═════ Task material ═════
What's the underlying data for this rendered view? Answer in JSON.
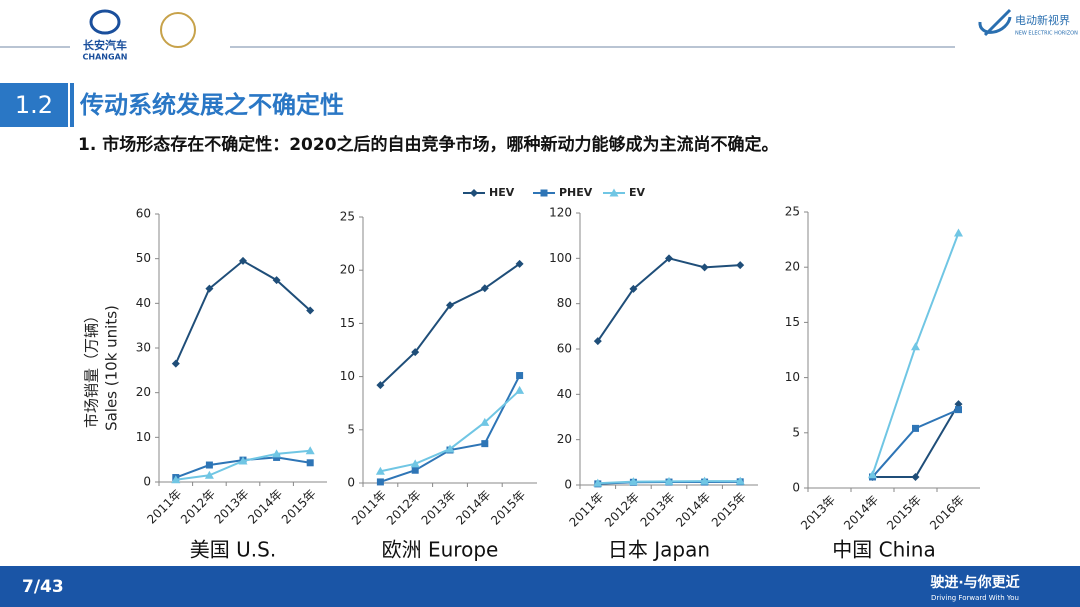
{
  "slide": {
    "section": "1.2",
    "heading": "传动系统发展之不确定性",
    "subheading": "1. 市场形态存在不确定性：2020之后的自由竞争市场，哪种新动力能够成为主流尚不确定。",
    "page": "7/43",
    "brand_cn": "长安汽车",
    "brand_en": "CHANGAN",
    "media_cn": "电动新视界",
    "media_en": "NEW ELECTRIC HORIZON",
    "slogan_cn": "驶进·与你更近",
    "slogan_en": "Driving Forward With You"
  },
  "chart_data": [
    {
      "type": "line",
      "title": "美国 U.S.",
      "ylabel": "市场销量（万辆）",
      "ylabel2": "Sales (10k units)",
      "categories": [
        "2011年",
        "2012年",
        "2013年",
        "2014年",
        "2015年"
      ],
      "series": [
        {
          "name": "HEV",
          "color": "#1f4e79",
          "marker": "diamond",
          "values": [
            26.5,
            43.3,
            49.5,
            45.2,
            38.4
          ]
        },
        {
          "name": "PHEV",
          "color": "#2e75b6",
          "marker": "square",
          "values": [
            1.0,
            3.8,
            4.9,
            5.5,
            4.3
          ]
        },
        {
          "name": "EV",
          "color": "#70c6e4",
          "marker": "triangle",
          "values": [
            0.5,
            1.5,
            4.7,
            6.3,
            7.0
          ]
        }
      ],
      "ylim": [
        0,
        60
      ],
      "yticks": [
        0,
        10,
        20,
        30,
        40,
        50,
        60
      ]
    },
    {
      "type": "line",
      "title": "欧洲 Europe",
      "categories": [
        "2011年",
        "2012年",
        "2013年",
        "2014年",
        "2015年"
      ],
      "series": [
        {
          "name": "HEV",
          "color": "#1f4e79",
          "marker": "diamond",
          "values": [
            9.2,
            12.3,
            16.7,
            18.3,
            20.6
          ]
        },
        {
          "name": "PHEV",
          "color": "#2e75b6",
          "marker": "square",
          "values": [
            0.1,
            1.2,
            3.1,
            3.7,
            10.1
          ]
        },
        {
          "name": "EV",
          "color": "#70c6e4",
          "marker": "triangle",
          "values": [
            1.1,
            1.8,
            3.2,
            5.7,
            8.7
          ]
        }
      ],
      "ylim": [
        0,
        25
      ],
      "yticks": [
        0,
        5,
        10,
        15,
        20,
        25
      ]
    },
    {
      "type": "line",
      "title": "日本 Japan",
      "categories": [
        "2011年",
        "2012年",
        "2013年",
        "2014年",
        "2015年"
      ],
      "series": [
        {
          "name": "HEV",
          "color": "#1f4e79",
          "marker": "diamond",
          "values": [
            63.5,
            86.5,
            100,
            96,
            97
          ]
        },
        {
          "name": "PHEV",
          "color": "#2e75b6",
          "marker": "square",
          "values": [
            0.5,
            1.2,
            1.3,
            1.3,
            1.4
          ]
        },
        {
          "name": "EV",
          "color": "#70c6e4",
          "marker": "triangle",
          "values": [
            0.8,
            1.5,
            1.6,
            1.7,
            1.7
          ]
        }
      ],
      "ylim": [
        0,
        120
      ],
      "yticks": [
        0,
        20,
        40,
        60,
        80,
        100,
        120
      ]
    },
    {
      "type": "line",
      "title": "中国 China",
      "categories": [
        "2013年",
        "2014年",
        "2015年",
        "2016年"
      ],
      "series": [
        {
          "name": "HEV",
          "color": "#1f4e79",
          "marker": "diamond",
          "values": [
            null,
            1.0,
            1.0,
            7.6
          ]
        },
        {
          "name": "PHEV",
          "color": "#2e75b6",
          "marker": "square",
          "values": [
            null,
            1.0,
            5.4,
            7.1
          ]
        },
        {
          "name": "EV",
          "color": "#70c6e4",
          "marker": "triangle",
          "values": [
            null,
            1.2,
            12.8,
            23.1
          ]
        }
      ],
      "ylim": [
        0,
        25
      ],
      "yticks": [
        0,
        5,
        10,
        15,
        20,
        25
      ]
    }
  ]
}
═════
Given instruction
A faithful copy of the records above is needed, with the pictures left out.

Task response
What's the underlying data for this rendered view? Answer in JSON.
{
  "slide": {
    "section": "1.2",
    "heading": "传动系统发展之不确定性",
    "subheading": "1. 市场形态存在不确定性：2020之后的自由竞争市场，哪种新动力能够成为主流尚不确定。",
    "page": "7/43",
    "brand_cn": "长安汽车",
    "brand_en": "CHANGAN",
    "media_cn": "电动新视界",
    "media_en": "NEW ELECTRIC HORIZON",
    "slogan_cn": "驶进·与你更近",
    "slogan_en": "Driving Forward With You"
  },
  "chart_data": [
    {
      "type": "line",
      "title": "美国 U.S.",
      "ylabel": "市场销量（万辆）",
      "ylabel2": "Sales (10k units)",
      "categories": [
        "2011年",
        "2012年",
        "2013年",
        "2014年",
        "2015年"
      ],
      "series": [
        {
          "name": "HEV",
          "color": "#1f4e79",
          "marker": "diamond",
          "values": [
            26.5,
            43.3,
            49.5,
            45.2,
            38.4
          ]
        },
        {
          "name": "PHEV",
          "color": "#2e75b6",
          "marker": "square",
          "values": [
            1.0,
            3.8,
            4.9,
            5.5,
            4.3
          ]
        },
        {
          "name": "EV",
          "color": "#70c6e4",
          "marker": "triangle",
          "values": [
            0.5,
            1.5,
            4.7,
            6.3,
            7.0
          ]
        }
      ],
      "ylim": [
        0,
        60
      ],
      "yticks": [
        0,
        10,
        20,
        30,
        40,
        50,
        60
      ]
    },
    {
      "type": "line",
      "title": "欧洲 Europe",
      "categories": [
        "2011年",
        "2012年",
        "2013年",
        "2014年",
        "2015年"
      ],
      "series": [
        {
          "name": "HEV",
          "color": "#1f4e79",
          "marker": "diamond",
          "values": [
            9.2,
            12.3,
            16.7,
            18.3,
            20.6
          ]
        },
        {
          "name": "PHEV",
          "color": "#2e75b6",
          "marker": "square",
          "values": [
            0.1,
            1.2,
            3.1,
            3.7,
            10.1
          ]
        },
        {
          "name": "EV",
          "color": "#70c6e4",
          "marker": "triangle",
          "values": [
            1.1,
            1.8,
            3.2,
            5.7,
            8.7
          ]
        }
      ],
      "ylim": [
        0,
        25
      ],
      "yticks": [
        0,
        5,
        10,
        15,
        20,
        25
      ]
    },
    {
      "type": "line",
      "title": "日本 Japan",
      "categories": [
        "2011年",
        "2012年",
        "2013年",
        "2014年",
        "2015年"
      ],
      "series": [
        {
          "name": "HEV",
          "color": "#1f4e79",
          "marker": "diamond",
          "values": [
            63.5,
            86.5,
            100,
            96,
            97
          ]
        },
        {
          "name": "PHEV",
          "color": "#2e75b6",
          "marker": "square",
          "values": [
            0.5,
            1.2,
            1.3,
            1.3,
            1.4
          ]
        },
        {
          "name": "EV",
          "color": "#70c6e4",
          "marker": "triangle",
          "values": [
            0.8,
            1.5,
            1.6,
            1.7,
            1.7
          ]
        }
      ],
      "ylim": [
        0,
        120
      ],
      "yticks": [
        0,
        20,
        40,
        60,
        80,
        100,
        120
      ]
    },
    {
      "type": "line",
      "title": "中国 China",
      "categories": [
        "2013年",
        "2014年",
        "2015年",
        "2016年"
      ],
      "series": [
        {
          "name": "HEV",
          "color": "#1f4e79",
          "marker": "diamond",
          "values": [
            null,
            1.0,
            1.0,
            7.6
          ]
        },
        {
          "name": "PHEV",
          "color": "#2e75b6",
          "marker": "square",
          "values": [
            null,
            1.0,
            5.4,
            7.1
          ]
        },
        {
          "name": "EV",
          "color": "#70c6e4",
          "marker": "triangle",
          "values": [
            null,
            1.2,
            12.8,
            23.1
          ]
        }
      ],
      "ylim": [
        0,
        25
      ],
      "yticks": [
        0,
        5,
        10,
        15,
        20,
        25
      ]
    }
  ]
}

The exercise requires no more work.